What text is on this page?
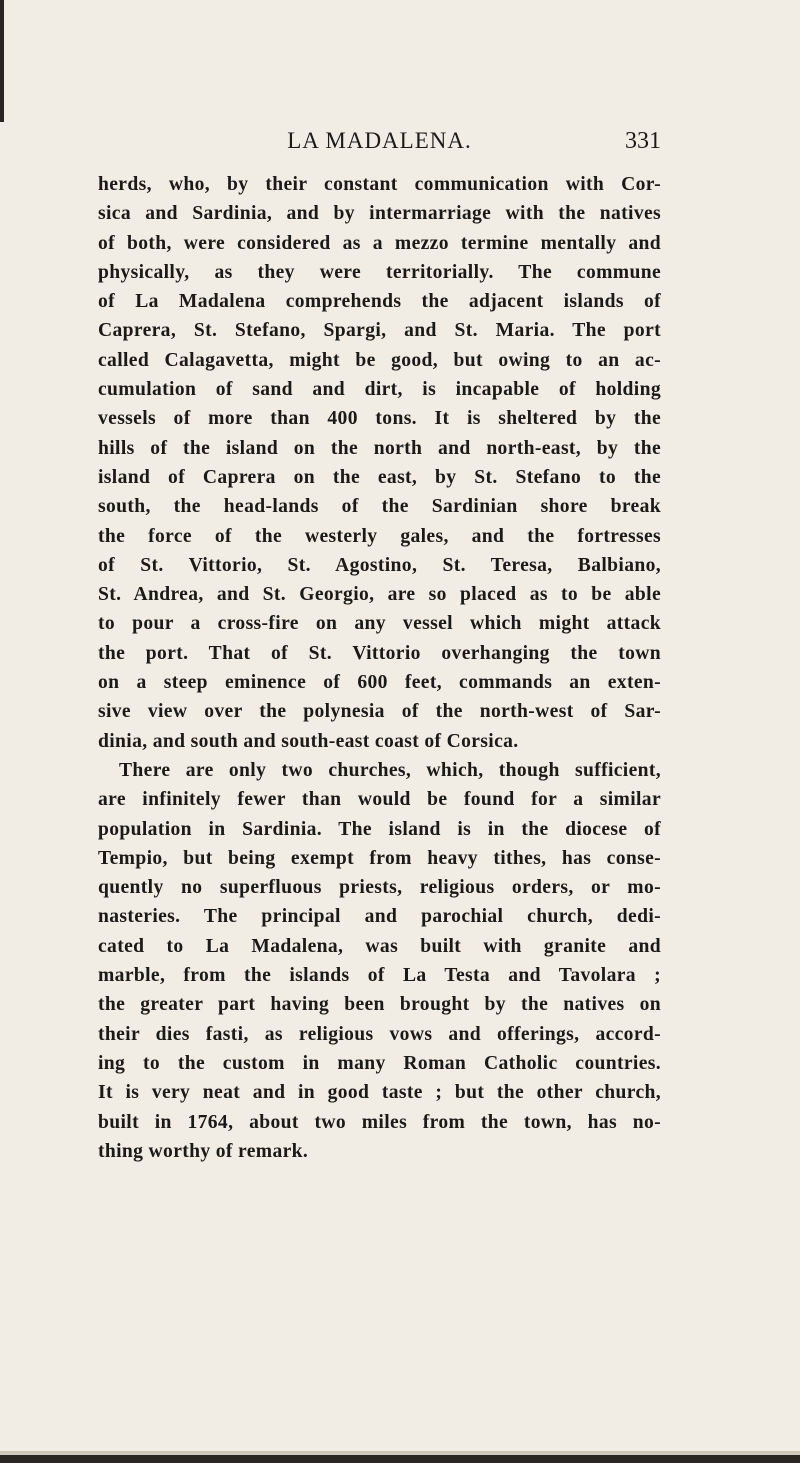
LA MADALENA.	331
herds, who, by their constant communication with Cor-
sica and Sardinia, and by intermarriage with the natives
of both, were considered as a mezzo termine mentally and
physically, as they were territorially. The commune
of La Madalena comprehends the adjacent islands of
Caprera, St. Stefano, Spargi, and St. Maria. The port
called Calagavetta, might be good, but owing to an ac-
cumulation of sand and dirt, is incapable of holding
vessels of more than 400 tons. It is sheltered by the
hills of the island on the north and north-east, by the
island of Caprera on the east, by St. Stefano to the
south, the head-lands of the Sardinian shore break
the force of the westerly gales, and the fortresses
of St. Vittorio, St. Agostino, St. Teresa, Balbiano,
St. Andrea, and St. Georgio, are so placed as to be able
to pour a cross-fire on any vessel which might attack
the port. That of St. Vittorio overhanging the town
on a steep eminence of 600 feet, commands an exten-
sive view over the polynesia of the north-west of Sar-
dinia, and south and south-east coast of Corsica.
There are only two churches, which, though sufficient,
are infinitely fewer than would be found for a similar
population in Sardinia. The island is in the diocese of
Tempio, but being exempt from heavy tithes, has conse-
quently no superfluous priests, religious orders, or mo-
nasteries. The principal and parochial church, dedi-
cated to La Madalena, was built with granite and
marble, from the islands of La Testa and Tavolara ;
the greater part having been brought by the natives on
their dies fasti, as religious vows and offerings, accord-
ing to the custom in many Roman Catholic countries.
It is very neat and in good taste ; but the other church,
built in 1764, about two miles from the town, has no-
thing worthy of remark.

┄┄┄┄┄┄

_EXERCISE AIM_
Write out each line again precisely as it appears, skipping every picture.

_FULL RESPONSE_
What text is on this page?
LA MADALENA.	331
herds, who, by their constant communication with Cor-
sica and Sardinia, and by intermarriage with the natives
of both, were considered as a mezzo termine mentally and
physically, as they were territorially. The commune
of La Madalena comprehends the adjacent islands of
Caprera, St. Stefano, Spargi, and St. Maria. The port
called Calagavetta, might be good, but owing to an ac-
cumulation of sand and dirt, is incapable of holding
vessels of more than 400 tons. It is sheltered by the
hills of the island on the north and north-east, by the
island of Caprera on the east, by St. Stefano to the
south, the head-lands of the Sardinian shore break
the force of the westerly gales, and the fortresses
of St. Vittorio, St. Agostino, St. Teresa, Balbiano,
St. Andrea, and St. Georgio, are so placed as to be able
to pour a cross-fire on any vessel which might attack
the port. That of St. Vittorio overhanging the town
on a steep eminence of 600 feet, commands an exten-
sive view over the polynesia of the north-west of Sar-
dinia, and south and south-east coast of Corsica.
There are only two churches, which, though sufficient,
are infinitely fewer than would be found for a similar
population in Sardinia. The island is in the diocese of
Tempio, but being exempt from heavy tithes, has conse-
quently no superfluous priests, religious orders, or mo-
nasteries. The principal and parochial church, dedi-
cated to La Madalena, was built with granite and
marble, from the islands of La Testa and Tavolara ;
the greater part having been brought by the natives on
their dies fasti, as religious vows and offerings, accord-
ing to the custom in many Roman Catholic countries.
It is very neat and in good taste ; but the other church,
built in 1764, about two miles from the town, has no-
thing worthy of remark.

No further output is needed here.